*** Opening of Input records ***
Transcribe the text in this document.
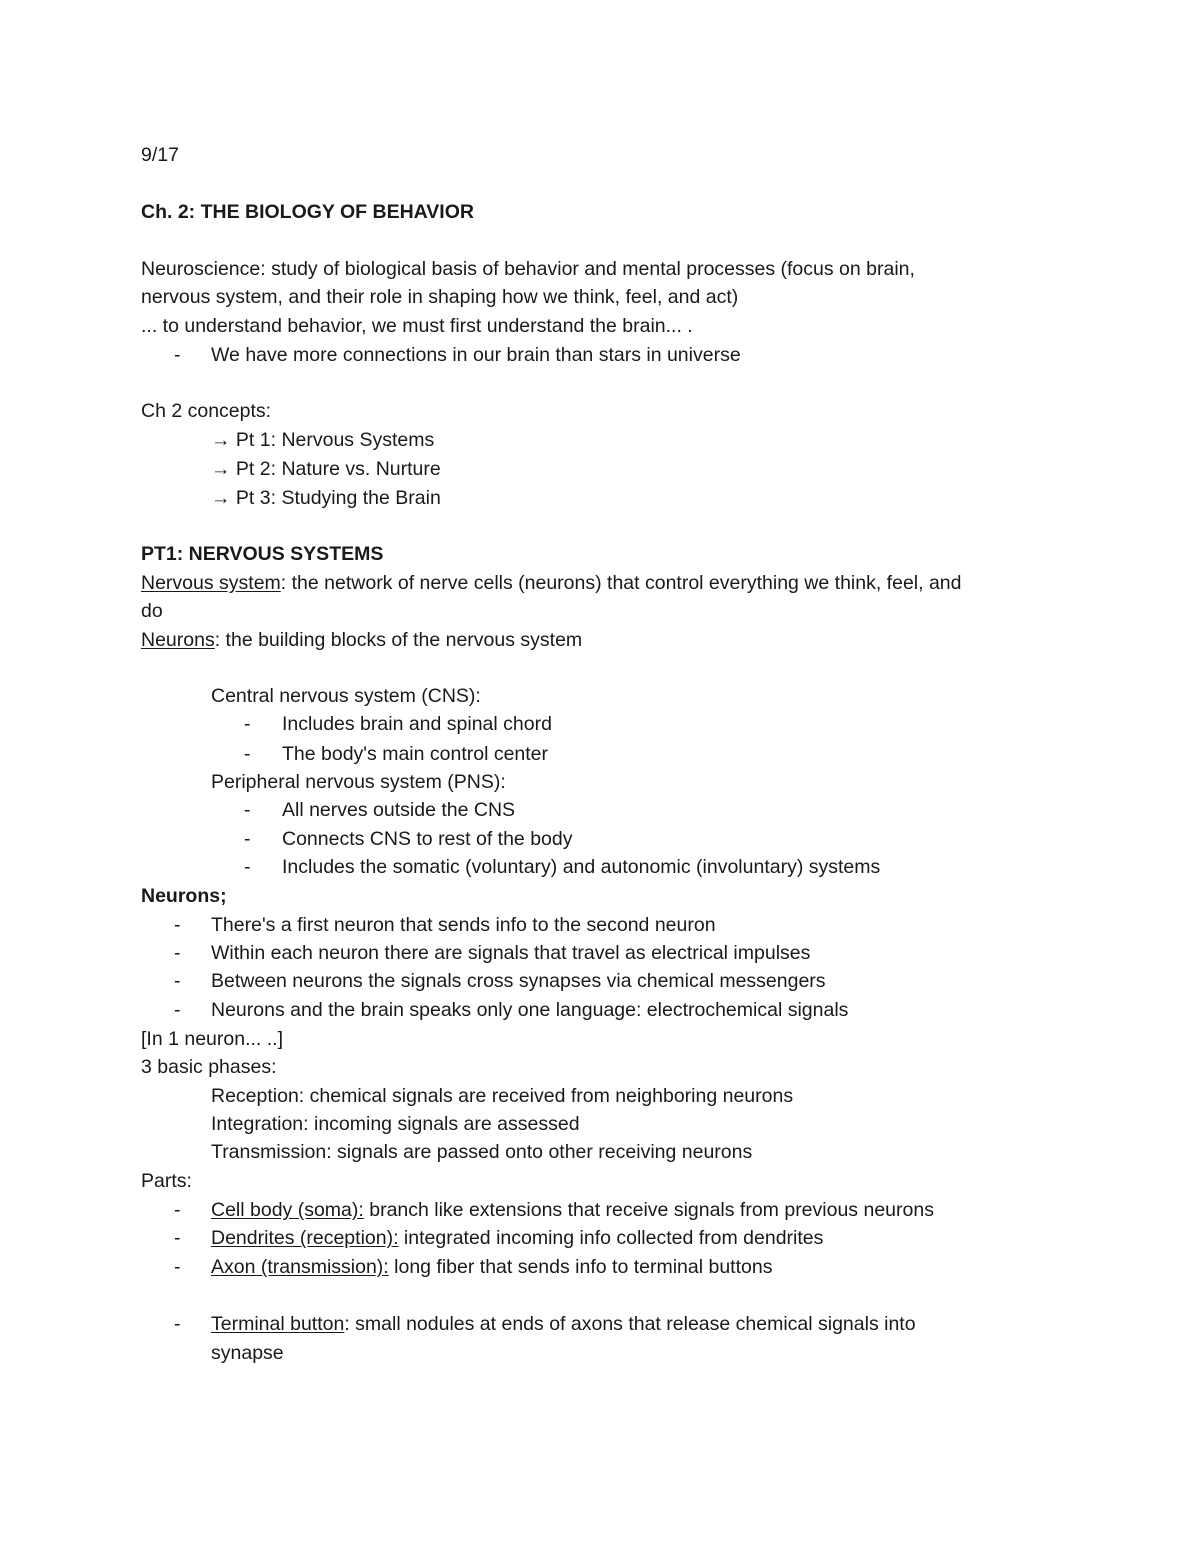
9/17

Ch. 2: THE BIOLOGY OF BEHAVIOR

Neuroscience: study of biological basis of behavior and mental processes (focus on brain,

nervous system, and their role in shaping how we think, feel, and act)

... to understand behavior, we must first understand the brain... .

- We have more connections in our brain than stars in universe

Ch 2 concepts:

→ Pt 1: Nervous Systems

→ Pt 2: Nature vs. Nurture

→ Pt 3: Studying the Brain

PT1: NERVOUS SYSTEMS

Nervous system: the network of nerve cells (neurons) that control everything we think, feel, and

do

Neurons: the building blocks of the nervous system

Central nervous system (CNS):

- Includes brain and spinal chord

- The body's main control center

Peripheral nervous system (PNS):

- All nerves outside the CNS

- Connects CNS to rest of the body

- Includes the somatic (voluntary) and autonomic (involuntary) systems

Neurons;

- There's a first neuron that sends info to the second neuron

- Within each neuron there are signals that travel as electrical impulses

- Between neurons the signals cross synapses via chemical messengers

- Neurons and the brain speaks only one language: electrochemical signals

[In 1 neuron... ..]

3 basic phases:

Reception: chemical signals are received from neighboring neurons

Integration: incoming signals are assessed

Transmission: signals are passed onto other receiving neurons

Parts:

- Cell body (soma): branch like extensions that receive signals from previous neurons

- Dendrites (reception): integrated incoming info collected from dendrites

- Axon (transmission): long fiber that sends info to terminal buttons

- Terminal button: small nodules at ends of axons that release chemical signals into

synapse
*** Close of Input records ***
**Aim of the task**
Copy out all the data above exactly, pictures excluded.

**Solution to this task**
Transcribe the text in this document.
9/17

Ch. 2: THE BIOLOGY OF BEHAVIOR

Neuroscience: study of biological basis of behavior and mental processes (focus on brain,

nervous system, and their role in shaping how we think, feel, and act)

... to understand behavior, we must first understand the brain... .

- We have more connections in our brain than stars in universe

Ch 2 concepts:

→ Pt 1: Nervous Systems

→ Pt 2: Nature vs. Nurture

→ Pt 3: Studying the Brain

PT1: NERVOUS SYSTEMS

Nervous system: the network of nerve cells (neurons) that control everything we think, feel, and

do

Neurons: the building blocks of the nervous system

Central nervous system (CNS):

- Includes brain and spinal chord

- The body's main control center

Peripheral nervous system (PNS):

- All nerves outside the CNS

- Connects CNS to rest of the body

- Includes the somatic (voluntary) and autonomic (involuntary) systems

Neurons;

- There's a first neuron that sends info to the second neuron

- Within each neuron there are signals that travel as electrical impulses

- Between neurons the signals cross synapses via chemical messengers

- Neurons and the brain speaks only one language: electrochemical signals

[In 1 neuron... ..]

3 basic phases:

Reception: chemical signals are received from neighboring neurons

Integration: incoming signals are assessed

Transmission: signals are passed onto other receiving neurons

Parts:

- Cell body (soma): branch like extensions that receive signals from previous neurons

- Dendrites (reception): integrated incoming info collected from dendrites

- Axon (transmission): long fiber that sends info to terminal buttons

- Terminal button: small nodules at ends of axons that release chemical signals into

synapse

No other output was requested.